-- START --

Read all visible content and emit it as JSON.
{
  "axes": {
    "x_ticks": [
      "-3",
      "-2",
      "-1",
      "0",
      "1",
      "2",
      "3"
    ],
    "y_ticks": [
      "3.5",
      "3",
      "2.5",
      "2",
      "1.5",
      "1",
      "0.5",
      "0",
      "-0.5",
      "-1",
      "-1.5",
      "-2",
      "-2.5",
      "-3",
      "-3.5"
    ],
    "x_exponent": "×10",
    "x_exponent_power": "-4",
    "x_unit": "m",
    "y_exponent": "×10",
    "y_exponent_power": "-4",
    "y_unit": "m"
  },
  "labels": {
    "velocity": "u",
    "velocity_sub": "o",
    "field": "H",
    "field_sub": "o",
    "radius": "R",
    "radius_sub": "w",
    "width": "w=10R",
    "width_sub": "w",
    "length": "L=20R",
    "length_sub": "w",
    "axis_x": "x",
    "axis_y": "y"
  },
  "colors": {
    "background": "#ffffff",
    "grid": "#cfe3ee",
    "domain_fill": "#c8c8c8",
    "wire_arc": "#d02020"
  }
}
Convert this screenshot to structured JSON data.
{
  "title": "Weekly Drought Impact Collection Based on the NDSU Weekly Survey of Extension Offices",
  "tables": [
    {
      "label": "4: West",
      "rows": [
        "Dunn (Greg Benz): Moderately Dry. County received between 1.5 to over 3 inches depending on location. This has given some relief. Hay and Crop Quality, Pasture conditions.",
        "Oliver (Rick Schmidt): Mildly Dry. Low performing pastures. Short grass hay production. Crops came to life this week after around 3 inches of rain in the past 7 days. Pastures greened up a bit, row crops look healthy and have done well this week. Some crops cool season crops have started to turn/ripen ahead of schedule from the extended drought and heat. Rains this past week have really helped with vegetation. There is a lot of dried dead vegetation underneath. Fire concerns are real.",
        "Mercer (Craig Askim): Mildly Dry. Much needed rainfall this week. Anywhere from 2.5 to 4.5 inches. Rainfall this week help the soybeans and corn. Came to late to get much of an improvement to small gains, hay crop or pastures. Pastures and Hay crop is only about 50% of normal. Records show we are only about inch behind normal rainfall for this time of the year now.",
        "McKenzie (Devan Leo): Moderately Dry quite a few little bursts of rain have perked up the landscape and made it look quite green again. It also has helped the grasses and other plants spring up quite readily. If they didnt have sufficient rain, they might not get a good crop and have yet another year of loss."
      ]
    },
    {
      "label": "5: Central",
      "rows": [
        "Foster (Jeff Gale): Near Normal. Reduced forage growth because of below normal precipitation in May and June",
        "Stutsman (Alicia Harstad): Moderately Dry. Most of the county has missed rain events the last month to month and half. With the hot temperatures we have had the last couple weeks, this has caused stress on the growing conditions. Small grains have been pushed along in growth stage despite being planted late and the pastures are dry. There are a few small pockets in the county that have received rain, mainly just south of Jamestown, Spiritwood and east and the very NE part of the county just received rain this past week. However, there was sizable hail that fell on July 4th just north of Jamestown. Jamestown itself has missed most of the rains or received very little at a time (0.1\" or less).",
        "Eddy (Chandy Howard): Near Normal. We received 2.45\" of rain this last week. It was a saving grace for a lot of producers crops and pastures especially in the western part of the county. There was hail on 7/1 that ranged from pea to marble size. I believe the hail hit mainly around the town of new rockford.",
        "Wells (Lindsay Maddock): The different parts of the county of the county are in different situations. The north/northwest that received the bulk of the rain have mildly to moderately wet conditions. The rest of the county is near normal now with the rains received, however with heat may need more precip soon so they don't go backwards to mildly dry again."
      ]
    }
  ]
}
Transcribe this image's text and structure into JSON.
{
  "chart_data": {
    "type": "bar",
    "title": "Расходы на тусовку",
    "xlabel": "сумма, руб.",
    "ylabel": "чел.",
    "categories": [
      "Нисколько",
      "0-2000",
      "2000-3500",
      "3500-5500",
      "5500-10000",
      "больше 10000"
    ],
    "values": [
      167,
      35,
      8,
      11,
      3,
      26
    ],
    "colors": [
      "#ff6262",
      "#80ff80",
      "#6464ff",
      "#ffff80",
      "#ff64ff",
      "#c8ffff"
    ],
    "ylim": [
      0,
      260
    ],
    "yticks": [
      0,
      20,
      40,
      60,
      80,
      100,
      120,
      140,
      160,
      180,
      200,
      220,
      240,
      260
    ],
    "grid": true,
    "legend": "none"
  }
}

-- END --

_WHAT IS ASKED_
Write out the records shown above, exactly as they appear.

_RESULT FOR THIS EXERCISE_
Read all visible content and emit it as JSON.
{
  "axes": {
    "x_ticks": [
      "-3",
      "-2",
      "-1",
      "0",
      "1",
      "2",
      "3"
    ],
    "y_ticks": [
      "3.5",
      "3",
      "2.5",
      "2",
      "1.5",
      "1",
      "0.5",
      "0",
      "-0.5",
      "-1",
      "-1.5",
      "-2",
      "-2.5",
      "-3",
      "-3.5"
    ],
    "x_exponent": "×10",
    "x_exponent_power": "-4",
    "x_unit": "m",
    "y_exponent": "×10",
    "y_exponent_power": "-4",
    "y_unit": "m"
  },
  "labels": {
    "velocity": "u",
    "velocity_sub": "o",
    "field": "H",
    "field_sub": "o",
    "radius": "R",
    "radius_sub": "w",
    "width": "w=10R",
    "width_sub": "w",
    "length": "L=20R",
    "length_sub": "w",
    "axis_x": "x",
    "axis_y": "y"
  },
  "colors": {
    "background": "#ffffff",
    "grid": "#cfe3ee",
    "domain_fill": "#c8c8c8",
    "wire_arc": "#d02020"
  }
}
Convert this screenshot to structured JSON data.
{
  "title": "Weekly Drought Impact Collection Based on the NDSU Weekly Survey of Extension Offices",
  "tables": [
    {
      "label": "4: West",
      "rows": [
        "Dunn (Greg Benz): Moderately Dry. County received between 1.5 to over 3 inches depending on location. This has given some relief. Hay and Crop Quality, Pasture conditions.",
        "Oliver (Rick Schmidt): Mildly Dry. Low performing pastures. Short grass hay production. Crops came to life this week after around 3 inches of rain in the past 7 days. Pastures greened up a bit, row crops look healthy and have done well this week. Some crops cool season crops have started to turn/ripen ahead of schedule from the extended drought and heat. Rains this past week have really helped with vegetation. There is a lot of dried dead vegetation underneath. Fire concerns are real.",
        "Mercer (Craig Askim): Mildly Dry. Much needed rainfall this week. Anywhere from 2.5 to 4.5 inches. Rainfall this week help the soybeans and corn. Came to late to get much of an improvement to small gains, hay crop or pastures. Pastures and Hay crop is only about 50% of normal. Records show we are only about inch behind normal rainfall for this time of the year now.",
        "McKenzie (Devan Leo): Moderately Dry quite a few little bursts of rain have perked up the landscape and made it look quite green again. It also has helped the grasses and other plants spring up quite readily. If they didnt have sufficient rain, they might not get a good crop and have yet another year of loss."
      ]
    },
    {
      "label": "5: Central",
      "rows": [
        "Foster (Jeff Gale): Near Normal. Reduced forage growth because of below normal precipitation in May and June",
        "Stutsman (Alicia Harstad): Moderately Dry. Most of the county has missed rain events the last month to month and half. With the hot temperatures we have had the last couple weeks, this has caused stress on the growing conditions. Small grains have been pushed along in growth stage despite being planted late and the pastures are dry. There are a few small pockets in the county that have received rain, mainly just south of Jamestown, Spiritwood and east and the very NE part of the county just received rain this past week. However, there was sizable hail that fell on July 4th just north of Jamestown. Jamestown itself has missed most of the rains or received very little at a time (0.1\" or less).",
        "Eddy (Chandy Howard): Near Normal. We received 2.45\" of rain this last week. It was a saving grace for a lot of producers crops and pastures especially in the western part of the county. There was hail on 7/1 that ranged from pea to marble size. I believe the hail hit mainly around the town of new rockford.",
        "Wells (Lindsay Maddock): The different parts of the county of the county are in different situations. The north/northwest that received the bulk of the rain have mildly to moderately wet conditions. The rest of the county is near normal now with the rains received, however with heat may need more precip soon so they don't go backwards to mildly dry again."
      ]
    }
  ]
}
Transcribe this image's text and structure into JSON.
{
  "chart_data": {
    "type": "bar",
    "title": "Расходы на тусовку",
    "xlabel": "сумма, руб.",
    "ylabel": "чел.",
    "categories": [
      "Нисколько",
      "0-2000",
      "2000-3500",
      "3500-5500",
      "5500-10000",
      "больше 10000"
    ],
    "values": [
      167,
      35,
      8,
      11,
      3,
      26
    ],
    "colors": [
      "#ff6262",
      "#80ff80",
      "#6464ff",
      "#ffff80",
      "#ff64ff",
      "#c8ffff"
    ],
    "ylim": [
      0,
      260
    ],
    "yticks": [
      0,
      20,
      40,
      60,
      80,
      100,
      120,
      140,
      160,
      180,
      200,
      220,
      240,
      260
    ],
    "grid": true,
    "legend": "none"
  }
}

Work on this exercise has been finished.